__TASK BRIEF__
Return each line of the material verbatim.

__SUPPLIED DATA__
□ □ □ □ □ □ □
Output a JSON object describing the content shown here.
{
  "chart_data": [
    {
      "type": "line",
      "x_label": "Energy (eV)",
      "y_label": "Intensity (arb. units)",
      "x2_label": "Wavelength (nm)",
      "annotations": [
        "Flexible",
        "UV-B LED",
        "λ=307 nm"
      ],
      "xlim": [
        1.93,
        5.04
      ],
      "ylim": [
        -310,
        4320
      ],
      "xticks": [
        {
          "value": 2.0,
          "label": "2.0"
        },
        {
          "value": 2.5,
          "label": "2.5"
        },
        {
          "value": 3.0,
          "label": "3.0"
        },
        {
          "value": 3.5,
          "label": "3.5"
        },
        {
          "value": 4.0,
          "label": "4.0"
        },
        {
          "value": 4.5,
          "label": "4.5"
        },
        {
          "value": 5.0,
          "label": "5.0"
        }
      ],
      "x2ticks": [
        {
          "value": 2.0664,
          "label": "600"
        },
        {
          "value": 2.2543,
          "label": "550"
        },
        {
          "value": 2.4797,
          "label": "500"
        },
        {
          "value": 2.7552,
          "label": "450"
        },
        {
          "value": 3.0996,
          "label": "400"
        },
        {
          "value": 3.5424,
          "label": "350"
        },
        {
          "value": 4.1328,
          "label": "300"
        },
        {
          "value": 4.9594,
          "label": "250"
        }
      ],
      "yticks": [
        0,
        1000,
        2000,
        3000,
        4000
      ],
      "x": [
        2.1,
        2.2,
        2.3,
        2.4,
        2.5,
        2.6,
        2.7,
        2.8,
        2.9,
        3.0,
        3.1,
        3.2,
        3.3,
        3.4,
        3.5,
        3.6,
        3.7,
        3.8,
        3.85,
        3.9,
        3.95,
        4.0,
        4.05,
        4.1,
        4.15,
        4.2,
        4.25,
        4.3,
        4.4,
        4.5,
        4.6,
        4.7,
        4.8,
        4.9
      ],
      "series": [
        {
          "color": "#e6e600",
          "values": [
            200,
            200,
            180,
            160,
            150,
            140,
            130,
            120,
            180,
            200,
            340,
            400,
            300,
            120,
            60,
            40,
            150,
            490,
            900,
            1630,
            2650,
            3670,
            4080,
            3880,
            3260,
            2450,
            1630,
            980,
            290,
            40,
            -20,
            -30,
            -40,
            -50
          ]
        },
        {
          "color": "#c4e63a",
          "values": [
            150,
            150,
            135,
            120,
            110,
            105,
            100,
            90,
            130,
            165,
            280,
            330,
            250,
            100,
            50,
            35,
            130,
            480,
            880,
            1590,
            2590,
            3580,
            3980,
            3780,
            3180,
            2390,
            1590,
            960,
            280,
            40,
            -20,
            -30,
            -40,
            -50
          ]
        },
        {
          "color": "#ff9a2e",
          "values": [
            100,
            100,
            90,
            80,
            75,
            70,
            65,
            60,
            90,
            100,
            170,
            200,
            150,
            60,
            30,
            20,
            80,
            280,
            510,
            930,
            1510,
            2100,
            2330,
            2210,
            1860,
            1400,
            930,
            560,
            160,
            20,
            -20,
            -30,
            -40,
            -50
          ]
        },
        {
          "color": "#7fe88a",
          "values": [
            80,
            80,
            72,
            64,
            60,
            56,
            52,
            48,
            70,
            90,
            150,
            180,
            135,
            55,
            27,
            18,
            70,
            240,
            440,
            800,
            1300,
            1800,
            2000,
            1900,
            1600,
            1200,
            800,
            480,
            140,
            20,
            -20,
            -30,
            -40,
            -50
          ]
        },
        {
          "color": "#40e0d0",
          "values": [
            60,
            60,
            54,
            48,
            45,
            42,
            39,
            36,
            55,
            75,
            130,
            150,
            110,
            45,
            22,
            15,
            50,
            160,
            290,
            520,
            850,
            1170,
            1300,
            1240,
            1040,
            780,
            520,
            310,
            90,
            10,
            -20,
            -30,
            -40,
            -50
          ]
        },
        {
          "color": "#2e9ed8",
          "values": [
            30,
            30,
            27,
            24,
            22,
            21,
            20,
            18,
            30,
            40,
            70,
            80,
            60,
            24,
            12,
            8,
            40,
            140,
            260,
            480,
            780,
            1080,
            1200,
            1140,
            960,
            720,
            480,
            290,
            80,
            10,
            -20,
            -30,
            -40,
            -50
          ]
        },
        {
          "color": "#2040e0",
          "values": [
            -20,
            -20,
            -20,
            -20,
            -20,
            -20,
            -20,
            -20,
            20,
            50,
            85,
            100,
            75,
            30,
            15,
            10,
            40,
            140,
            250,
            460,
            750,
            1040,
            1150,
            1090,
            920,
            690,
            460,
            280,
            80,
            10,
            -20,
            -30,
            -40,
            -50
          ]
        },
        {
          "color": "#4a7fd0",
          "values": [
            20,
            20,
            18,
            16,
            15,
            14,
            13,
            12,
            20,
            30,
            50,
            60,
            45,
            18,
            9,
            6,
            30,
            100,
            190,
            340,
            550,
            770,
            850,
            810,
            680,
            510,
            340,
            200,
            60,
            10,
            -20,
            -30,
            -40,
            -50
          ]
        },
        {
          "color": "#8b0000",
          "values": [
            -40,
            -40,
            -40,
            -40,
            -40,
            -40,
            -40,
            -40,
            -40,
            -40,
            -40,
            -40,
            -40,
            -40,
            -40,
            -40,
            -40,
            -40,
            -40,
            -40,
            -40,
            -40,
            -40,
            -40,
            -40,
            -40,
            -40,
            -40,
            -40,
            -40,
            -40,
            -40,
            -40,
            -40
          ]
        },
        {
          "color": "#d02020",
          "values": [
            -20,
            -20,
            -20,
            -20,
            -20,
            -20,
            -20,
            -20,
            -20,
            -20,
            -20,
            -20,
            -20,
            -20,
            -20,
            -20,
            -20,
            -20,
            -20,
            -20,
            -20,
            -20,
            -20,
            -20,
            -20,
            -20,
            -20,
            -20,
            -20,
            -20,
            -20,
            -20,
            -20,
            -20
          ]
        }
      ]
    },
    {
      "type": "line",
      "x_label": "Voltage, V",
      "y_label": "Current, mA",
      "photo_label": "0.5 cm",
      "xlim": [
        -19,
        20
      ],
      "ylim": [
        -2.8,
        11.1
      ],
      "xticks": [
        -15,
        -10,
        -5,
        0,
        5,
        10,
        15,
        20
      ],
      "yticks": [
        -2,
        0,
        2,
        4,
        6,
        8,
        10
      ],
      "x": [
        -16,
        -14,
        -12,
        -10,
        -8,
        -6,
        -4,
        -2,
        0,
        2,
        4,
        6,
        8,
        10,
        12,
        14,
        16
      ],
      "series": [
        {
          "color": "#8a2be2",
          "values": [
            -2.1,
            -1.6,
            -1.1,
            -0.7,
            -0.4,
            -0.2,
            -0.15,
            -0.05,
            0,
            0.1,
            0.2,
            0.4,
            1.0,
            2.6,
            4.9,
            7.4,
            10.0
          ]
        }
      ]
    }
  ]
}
□ □ □ □ □ □ □
__EXERCISE RESULT__
Output a JSON object describing the content shown here.
{
  "chart_data": [
    {
      "type": "line",
      "x_label": "Energy (eV)",
      "y_label": "Intensity (arb. units)",
      "x2_label": "Wavelength (nm)",
      "annotations": [
        "Flexible",
        "UV-B LED",
        "λ=307 nm"
      ],
      "xlim": [
        1.93,
        5.04
      ],
      "ylim": [
        -310,
        4320
      ],
      "xticks": [
        {
          "value": 2.0,
          "label": "2.0"
        },
        {
          "value": 2.5,
          "label": "2.5"
        },
        {
          "value": 3.0,
          "label": "3.0"
        },
        {
          "value": 3.5,
          "label": "3.5"
        },
        {
          "value": 4.0,
          "label": "4.0"
        },
        {
          "value": 4.5,
          "label": "4.5"
        },
        {
          "value": 5.0,
          "label": "5.0"
        }
      ],
      "x2ticks": [
        {
          "value": 2.0664,
          "label": "600"
        },
        {
          "value": 2.2543,
          "label": "550"
        },
        {
          "value": 2.4797,
          "label": "500"
        },
        {
          "value": 2.7552,
          "label": "450"
        },
        {
          "value": 3.0996,
          "label": "400"
        },
        {
          "value": 3.5424,
          "label": "350"
        },
        {
          "value": 4.1328,
          "label": "300"
        },
        {
          "value": 4.9594,
          "label": "250"
        }
      ],
      "yticks": [
        0,
        1000,
        2000,
        3000,
        4000
      ],
      "x": [
        2.1,
        2.2,
        2.3,
        2.4,
        2.5,
        2.6,
        2.7,
        2.8,
        2.9,
        3.0,
        3.1,
        3.2,
        3.3,
        3.4,
        3.5,
        3.6,
        3.7,
        3.8,
        3.85,
        3.9,
        3.95,
        4.0,
        4.05,
        4.1,
        4.15,
        4.2,
        4.25,
        4.3,
        4.4,
        4.5,
        4.6,
        4.7,
        4.8,
        4.9
      ],
      "series": [
        {
          "color": "#e6e600",
          "values": [
            200,
            200,
            180,
            160,
            150,
            140,
            130,
            120,
            180,
            200,
            340,
            400,
            300,
            120,
            60,
            40,
            150,
            490,
            900,
            1630,
            2650,
            3670,
            4080,
            3880,
            3260,
            2450,
            1630,
            980,
            290,
            40,
            -20,
            -30,
            -40,
            -50
          ]
        },
        {
          "color": "#c4e63a",
          "values": [
            150,
            150,
            135,
            120,
            110,
            105,
            100,
            90,
            130,
            165,
            280,
            330,
            250,
            100,
            50,
            35,
            130,
            480,
            880,
            1590,
            2590,
            3580,
            3980,
            3780,
            3180,
            2390,
            1590,
            960,
            280,
            40,
            -20,
            -30,
            -40,
            -50
          ]
        },
        {
          "color": "#ff9a2e",
          "values": [
            100,
            100,
            90,
            80,
            75,
            70,
            65,
            60,
            90,
            100,
            170,
            200,
            150,
            60,
            30,
            20,
            80,
            280,
            510,
            930,
            1510,
            2100,
            2330,
            2210,
            1860,
            1400,
            930,
            560,
            160,
            20,
            -20,
            -30,
            -40,
            -50
          ]
        },
        {
          "color": "#7fe88a",
          "values": [
            80,
            80,
            72,
            64,
            60,
            56,
            52,
            48,
            70,
            90,
            150,
            180,
            135,
            55,
            27,
            18,
            70,
            240,
            440,
            800,
            1300,
            1800,
            2000,
            1900,
            1600,
            1200,
            800,
            480,
            140,
            20,
            -20,
            -30,
            -40,
            -50
          ]
        },
        {
          "color": "#40e0d0",
          "values": [
            60,
            60,
            54,
            48,
            45,
            42,
            39,
            36,
            55,
            75,
            130,
            150,
            110,
            45,
            22,
            15,
            50,
            160,
            290,
            520,
            850,
            1170,
            1300,
            1240,
            1040,
            780,
            520,
            310,
            90,
            10,
            -20,
            -30,
            -40,
            -50
          ]
        },
        {
          "color": "#2e9ed8",
          "values": [
            30,
            30,
            27,
            24,
            22,
            21,
            20,
            18,
            30,
            40,
            70,
            80,
            60,
            24,
            12,
            8,
            40,
            140,
            260,
            480,
            780,
            1080,
            1200,
            1140,
            960,
            720,
            480,
            290,
            80,
            10,
            -20,
            -30,
            -40,
            -50
          ]
        },
        {
          "color": "#2040e0",
          "values": [
            -20,
            -20,
            -20,
            -20,
            -20,
            -20,
            -20,
            -20,
            20,
            50,
            85,
            100,
            75,
            30,
            15,
            10,
            40,
            140,
            250,
            460,
            750,
            1040,
            1150,
            1090,
            920,
            690,
            460,
            280,
            80,
            10,
            -20,
            -30,
            -40,
            -50
          ]
        },
        {
          "color": "#4a7fd0",
          "values": [
            20,
            20,
            18,
            16,
            15,
            14,
            13,
            12,
            20,
            30,
            50,
            60,
            45,
            18,
            9,
            6,
            30,
            100,
            190,
            340,
            550,
            770,
            850,
            810,
            680,
            510,
            340,
            200,
            60,
            10,
            -20,
            -30,
            -40,
            -50
          ]
        },
        {
          "color": "#8b0000",
          "values": [
            -40,
            -40,
            -40,
            -40,
            -40,
            -40,
            -40,
            -40,
            -40,
            -40,
            -40,
            -40,
            -40,
            -40,
            -40,
            -40,
            -40,
            -40,
            -40,
            -40,
            -40,
            -40,
            -40,
            -40,
            -40,
            -40,
            -40,
            -40,
            -40,
            -40,
            -40,
            -40,
            -40,
            -40
          ]
        },
        {
          "color": "#d02020",
          "values": [
            -20,
            -20,
            -20,
            -20,
            -20,
            -20,
            -20,
            -20,
            -20,
            -20,
            -20,
            -20,
            -20,
            -20,
            -20,
            -20,
            -20,
            -20,
            -20,
            -20,
            -20,
            -20,
            -20,
            -20,
            -20,
            -20,
            -20,
            -20,
            -20,
            -20,
            -20,
            -20,
            -20,
            -20
          ]
        }
      ]
    },
    {
      "type": "line",
      "x_label": "Voltage, V",
      "y_label": "Current, mA",
      "photo_label": "0.5 cm",
      "xlim": [
        -19,
        20
      ],
      "ylim": [
        -2.8,
        11.1
      ],
      "xticks": [
        -15,
        -10,
        -5,
        0,
        5,
        10,
        15,
        20
      ],
      "yticks": [
        -2,
        0,
        2,
        4,
        6,
        8,
        10
      ],
      "x": [
        -16,
        -14,
        -12,
        -10,
        -8,
        -6,
        -4,
        -2,
        0,
        2,
        4,
        6,
        8,
        10,
        12,
        14,
        16
      ],
      "series": [
        {
          "color": "#8a2be2",
          "values": [
            -2.1,
            -1.6,
            -1.1,
            -0.7,
            -0.4,
            -0.2,
            -0.15,
            -0.05,
            0,
            0.1,
            0.2,
            0.4,
            1.0,
            2.6,
            4.9,
            7.4,
            10.0
          ]
        }
      ]
    }
  ]
}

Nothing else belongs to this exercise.